Task goal: Although the records contain pictures, only their text should be reproduced, exactly as written.

"""

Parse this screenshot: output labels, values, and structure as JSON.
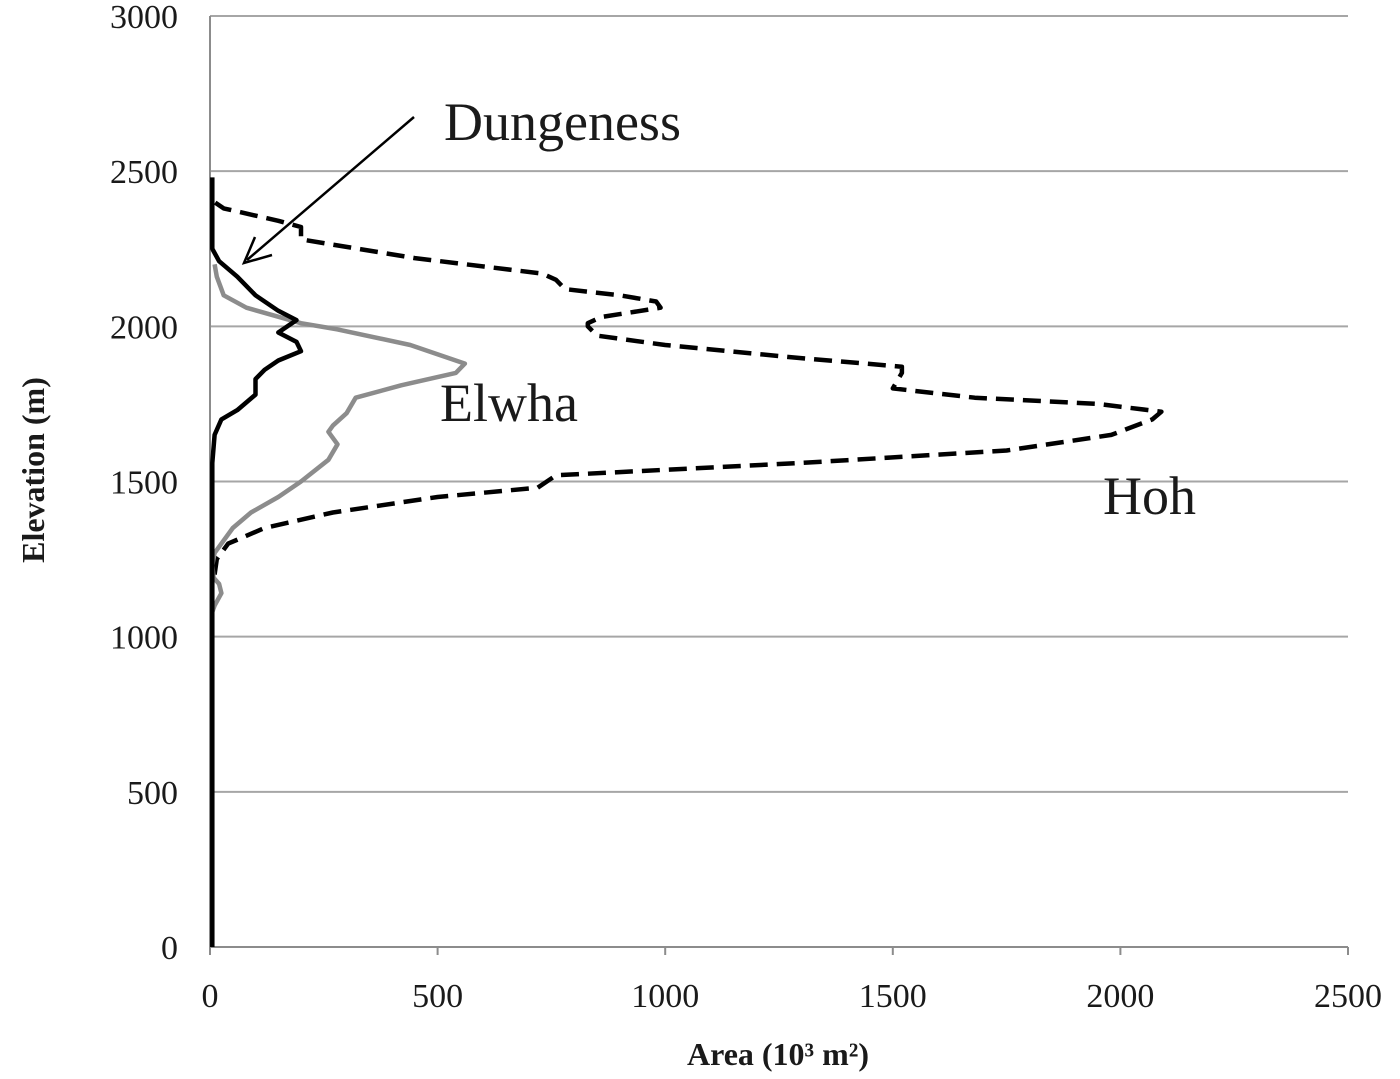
{
  "chart_data": {
    "type": "line",
    "xlabel": "Area (10³ m²)",
    "ylabel": "Elevation (m)",
    "xlim": [
      0,
      2500
    ],
    "ylim": [
      0,
      3000
    ],
    "xticks": [
      0,
      500,
      1000,
      1500,
      2000,
      2500
    ],
    "yticks": [
      0,
      500,
      1000,
      1500,
      2000,
      2500,
      3000
    ],
    "grid": "horizontal",
    "legend": "none",
    "series": [
      {
        "name": "Hoh",
        "color": "#000000",
        "style": "dashed",
        "points": [
          [
            10,
            1200
          ],
          [
            15,
            1250
          ],
          [
            40,
            1300
          ],
          [
            120,
            1350
          ],
          [
            270,
            1400
          ],
          [
            500,
            1450
          ],
          [
            720,
            1480
          ],
          [
            760,
            1520
          ],
          [
            1300,
            1560
          ],
          [
            1750,
            1600
          ],
          [
            1980,
            1650
          ],
          [
            2070,
            1700
          ],
          [
            2090,
            1725
          ],
          [
            1950,
            1750
          ],
          [
            1680,
            1770
          ],
          [
            1500,
            1800
          ],
          [
            1520,
            1850
          ],
          [
            1520,
            1870
          ],
          [
            1280,
            1900
          ],
          [
            1000,
            1940
          ],
          [
            850,
            1970
          ],
          [
            830,
            2000
          ],
          [
            830,
            2010
          ],
          [
            860,
            2030
          ],
          [
            990,
            2060
          ],
          [
            980,
            2080
          ],
          [
            900,
            2100
          ],
          [
            780,
            2120
          ],
          [
            760,
            2150
          ],
          [
            730,
            2170
          ],
          [
            450,
            2220
          ],
          [
            200,
            2280
          ],
          [
            200,
            2320
          ],
          [
            150,
            2340
          ],
          [
            30,
            2380
          ],
          [
            10,
            2400
          ],
          [
            5,
            2420
          ]
        ]
      },
      {
        "name": "Elwha",
        "color": "#8c8c8c",
        "style": "solid",
        "points": [
          [
            5,
            1080
          ],
          [
            10,
            1100
          ],
          [
            25,
            1140
          ],
          [
            20,
            1170
          ],
          [
            8,
            1190
          ],
          [
            5,
            1230
          ],
          [
            10,
            1270
          ],
          [
            50,
            1350
          ],
          [
            90,
            1400
          ],
          [
            150,
            1450
          ],
          [
            200,
            1500
          ],
          [
            260,
            1570
          ],
          [
            280,
            1620
          ],
          [
            260,
            1660
          ],
          [
            270,
            1680
          ],
          [
            300,
            1720
          ],
          [
            320,
            1770
          ],
          [
            420,
            1810
          ],
          [
            540,
            1850
          ],
          [
            560,
            1880
          ],
          [
            440,
            1940
          ],
          [
            280,
            1990
          ],
          [
            200,
            2010
          ],
          [
            80,
            2060
          ],
          [
            30,
            2100
          ],
          [
            15,
            2160
          ],
          [
            10,
            2200
          ]
        ]
      },
      {
        "name": "Dungeness",
        "color": "#000000",
        "style": "solid",
        "points": [
          [
            5,
            0
          ],
          [
            5,
            500
          ],
          [
            5,
            1000
          ],
          [
            5,
            1300
          ],
          [
            5,
            1560
          ],
          [
            10,
            1650
          ],
          [
            25,
            1700
          ],
          [
            60,
            1730
          ],
          [
            100,
            1780
          ],
          [
            100,
            1830
          ],
          [
            120,
            1860
          ],
          [
            150,
            1890
          ],
          [
            200,
            1920
          ],
          [
            190,
            1950
          ],
          [
            150,
            1980
          ],
          [
            190,
            2020
          ],
          [
            150,
            2050
          ],
          [
            100,
            2100
          ],
          [
            60,
            2160
          ],
          [
            20,
            2210
          ],
          [
            5,
            2250
          ],
          [
            5,
            2300
          ],
          [
            5,
            2480
          ]
        ]
      }
    ],
    "annotations": {
      "dungeness": "Dungeness",
      "elwha": "Elwha",
      "hoh": "Hoh"
    }
  }
}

"""

Exercise solution:
Parse this screenshot: output labels, values, and structure as JSON.
{
  "chart_data": {
    "type": "line",
    "xlabel": "Area (10³ m²)",
    "ylabel": "Elevation (m)",
    "xlim": [
      0,
      2500
    ],
    "ylim": [
      0,
      3000
    ],
    "xticks": [
      0,
      500,
      1000,
      1500,
      2000,
      2500
    ],
    "yticks": [
      0,
      500,
      1000,
      1500,
      2000,
      2500,
      3000
    ],
    "grid": "horizontal",
    "legend": "none",
    "series": [
      {
        "name": "Hoh",
        "color": "#000000",
        "style": "dashed",
        "points": [
          [
            10,
            1200
          ],
          [
            15,
            1250
          ],
          [
            40,
            1300
          ],
          [
            120,
            1350
          ],
          [
            270,
            1400
          ],
          [
            500,
            1450
          ],
          [
            720,
            1480
          ],
          [
            760,
            1520
          ],
          [
            1300,
            1560
          ],
          [
            1750,
            1600
          ],
          [
            1980,
            1650
          ],
          [
            2070,
            1700
          ],
          [
            2090,
            1725
          ],
          [
            1950,
            1750
          ],
          [
            1680,
            1770
          ],
          [
            1500,
            1800
          ],
          [
            1520,
            1850
          ],
          [
            1520,
            1870
          ],
          [
            1280,
            1900
          ],
          [
            1000,
            1940
          ],
          [
            850,
            1970
          ],
          [
            830,
            2000
          ],
          [
            830,
            2010
          ],
          [
            860,
            2030
          ],
          [
            990,
            2060
          ],
          [
            980,
            2080
          ],
          [
            900,
            2100
          ],
          [
            780,
            2120
          ],
          [
            760,
            2150
          ],
          [
            730,
            2170
          ],
          [
            450,
            2220
          ],
          [
            200,
            2280
          ],
          [
            200,
            2320
          ],
          [
            150,
            2340
          ],
          [
            30,
            2380
          ],
          [
            10,
            2400
          ],
          [
            5,
            2420
          ]
        ]
      },
      {
        "name": "Elwha",
        "color": "#8c8c8c",
        "style": "solid",
        "points": [
          [
            5,
            1080
          ],
          [
            10,
            1100
          ],
          [
            25,
            1140
          ],
          [
            20,
            1170
          ],
          [
            8,
            1190
          ],
          [
            5,
            1230
          ],
          [
            10,
            1270
          ],
          [
            50,
            1350
          ],
          [
            90,
            1400
          ],
          [
            150,
            1450
          ],
          [
            200,
            1500
          ],
          [
            260,
            1570
          ],
          [
            280,
            1620
          ],
          [
            260,
            1660
          ],
          [
            270,
            1680
          ],
          [
            300,
            1720
          ],
          [
            320,
            1770
          ],
          [
            420,
            1810
          ],
          [
            540,
            1850
          ],
          [
            560,
            1880
          ],
          [
            440,
            1940
          ],
          [
            280,
            1990
          ],
          [
            200,
            2010
          ],
          [
            80,
            2060
          ],
          [
            30,
            2100
          ],
          [
            15,
            2160
          ],
          [
            10,
            2200
          ]
        ]
      },
      {
        "name": "Dungeness",
        "color": "#000000",
        "style": "solid",
        "points": [
          [
            5,
            0
          ],
          [
            5,
            500
          ],
          [
            5,
            1000
          ],
          [
            5,
            1300
          ],
          [
            5,
            1560
          ],
          [
            10,
            1650
          ],
          [
            25,
            1700
          ],
          [
            60,
            1730
          ],
          [
            100,
            1780
          ],
          [
            100,
            1830
          ],
          [
            120,
            1860
          ],
          [
            150,
            1890
          ],
          [
            200,
            1920
          ],
          [
            190,
            1950
          ],
          [
            150,
            1980
          ],
          [
            190,
            2020
          ],
          [
            150,
            2050
          ],
          [
            100,
            2100
          ],
          [
            60,
            2160
          ],
          [
            20,
            2210
          ],
          [
            5,
            2250
          ],
          [
            5,
            2300
          ],
          [
            5,
            2480
          ]
        ]
      }
    ],
    "annotations": {
      "dungeness": "Dungeness",
      "elwha": "Elwha",
      "hoh": "Hoh"
    }
  }
}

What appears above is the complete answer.